§ **JOB**: Copy out all lines that carry the word "Vorticity".

===== LISTING =====

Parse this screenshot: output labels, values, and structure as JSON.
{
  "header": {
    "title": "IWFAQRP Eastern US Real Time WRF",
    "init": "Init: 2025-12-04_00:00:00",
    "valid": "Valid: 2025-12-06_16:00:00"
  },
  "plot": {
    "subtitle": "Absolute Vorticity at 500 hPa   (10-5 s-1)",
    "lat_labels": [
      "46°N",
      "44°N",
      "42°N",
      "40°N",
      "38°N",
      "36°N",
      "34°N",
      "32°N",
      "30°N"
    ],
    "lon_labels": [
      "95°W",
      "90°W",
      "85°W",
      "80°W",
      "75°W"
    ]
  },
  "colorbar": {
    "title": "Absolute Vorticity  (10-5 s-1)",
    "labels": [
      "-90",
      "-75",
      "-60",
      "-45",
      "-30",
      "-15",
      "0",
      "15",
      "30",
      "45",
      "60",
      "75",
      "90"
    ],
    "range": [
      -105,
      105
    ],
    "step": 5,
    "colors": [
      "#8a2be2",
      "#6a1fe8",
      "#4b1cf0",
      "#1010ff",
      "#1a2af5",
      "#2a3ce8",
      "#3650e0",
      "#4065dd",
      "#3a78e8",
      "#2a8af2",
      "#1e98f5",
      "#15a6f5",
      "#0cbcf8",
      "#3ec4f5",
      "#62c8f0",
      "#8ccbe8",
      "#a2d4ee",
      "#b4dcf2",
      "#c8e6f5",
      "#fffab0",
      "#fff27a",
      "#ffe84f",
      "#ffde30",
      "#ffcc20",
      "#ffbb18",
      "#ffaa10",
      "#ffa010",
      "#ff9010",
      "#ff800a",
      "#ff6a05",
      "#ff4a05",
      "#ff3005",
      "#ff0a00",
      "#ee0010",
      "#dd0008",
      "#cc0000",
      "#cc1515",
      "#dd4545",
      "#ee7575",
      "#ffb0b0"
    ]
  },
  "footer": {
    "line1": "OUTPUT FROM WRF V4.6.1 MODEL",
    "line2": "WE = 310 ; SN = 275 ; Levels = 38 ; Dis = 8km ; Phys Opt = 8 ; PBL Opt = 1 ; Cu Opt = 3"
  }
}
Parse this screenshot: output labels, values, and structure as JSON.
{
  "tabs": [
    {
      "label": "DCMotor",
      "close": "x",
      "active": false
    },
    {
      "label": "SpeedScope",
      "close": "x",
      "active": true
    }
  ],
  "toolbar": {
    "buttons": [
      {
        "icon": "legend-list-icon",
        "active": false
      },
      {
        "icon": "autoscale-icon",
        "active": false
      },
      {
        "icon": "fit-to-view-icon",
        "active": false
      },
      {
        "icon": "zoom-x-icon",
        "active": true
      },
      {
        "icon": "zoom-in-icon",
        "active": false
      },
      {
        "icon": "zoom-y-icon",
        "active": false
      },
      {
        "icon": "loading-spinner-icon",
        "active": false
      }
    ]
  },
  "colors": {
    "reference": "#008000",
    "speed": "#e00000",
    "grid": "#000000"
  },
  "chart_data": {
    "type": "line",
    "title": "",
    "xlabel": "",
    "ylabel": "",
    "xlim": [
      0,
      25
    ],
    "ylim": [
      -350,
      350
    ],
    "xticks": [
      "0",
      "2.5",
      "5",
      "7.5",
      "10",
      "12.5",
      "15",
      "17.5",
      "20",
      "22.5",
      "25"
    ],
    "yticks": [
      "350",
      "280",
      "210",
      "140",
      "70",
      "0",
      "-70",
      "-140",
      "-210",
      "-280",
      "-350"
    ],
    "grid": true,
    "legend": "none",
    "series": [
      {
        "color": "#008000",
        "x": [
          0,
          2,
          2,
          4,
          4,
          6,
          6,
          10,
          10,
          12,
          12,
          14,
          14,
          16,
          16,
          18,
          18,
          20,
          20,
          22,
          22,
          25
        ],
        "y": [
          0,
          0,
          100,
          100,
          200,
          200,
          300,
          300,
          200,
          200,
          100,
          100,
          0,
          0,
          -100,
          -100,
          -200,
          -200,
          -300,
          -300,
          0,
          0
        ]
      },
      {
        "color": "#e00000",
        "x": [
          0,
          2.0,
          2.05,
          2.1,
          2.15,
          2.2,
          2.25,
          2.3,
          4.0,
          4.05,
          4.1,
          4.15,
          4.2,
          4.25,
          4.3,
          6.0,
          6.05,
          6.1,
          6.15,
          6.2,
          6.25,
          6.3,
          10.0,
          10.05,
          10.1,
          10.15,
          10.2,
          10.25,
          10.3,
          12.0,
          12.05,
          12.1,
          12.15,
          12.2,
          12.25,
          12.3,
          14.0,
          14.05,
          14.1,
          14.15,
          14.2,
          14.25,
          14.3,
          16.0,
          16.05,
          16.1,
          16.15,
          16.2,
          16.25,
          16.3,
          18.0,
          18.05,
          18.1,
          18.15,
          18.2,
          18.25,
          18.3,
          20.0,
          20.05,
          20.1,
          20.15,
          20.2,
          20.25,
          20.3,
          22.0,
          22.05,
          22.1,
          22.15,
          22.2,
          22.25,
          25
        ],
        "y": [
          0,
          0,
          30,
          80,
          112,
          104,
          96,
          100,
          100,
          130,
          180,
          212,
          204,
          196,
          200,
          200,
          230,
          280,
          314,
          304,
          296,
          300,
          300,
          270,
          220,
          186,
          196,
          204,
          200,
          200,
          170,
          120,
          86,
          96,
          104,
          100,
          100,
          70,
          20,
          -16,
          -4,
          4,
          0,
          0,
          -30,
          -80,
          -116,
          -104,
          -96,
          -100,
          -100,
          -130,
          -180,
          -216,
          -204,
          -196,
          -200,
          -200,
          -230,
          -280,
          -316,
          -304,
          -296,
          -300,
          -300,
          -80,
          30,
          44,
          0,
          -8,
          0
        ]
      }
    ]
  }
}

=====

§ **OUTPUT OF THE EXERCISE**:
    "subtitle": "Absolute Vorticity at 500 hPa   (10-5 s-1)",
    "title": "Absolute Vorticity  (10-5 s-1)",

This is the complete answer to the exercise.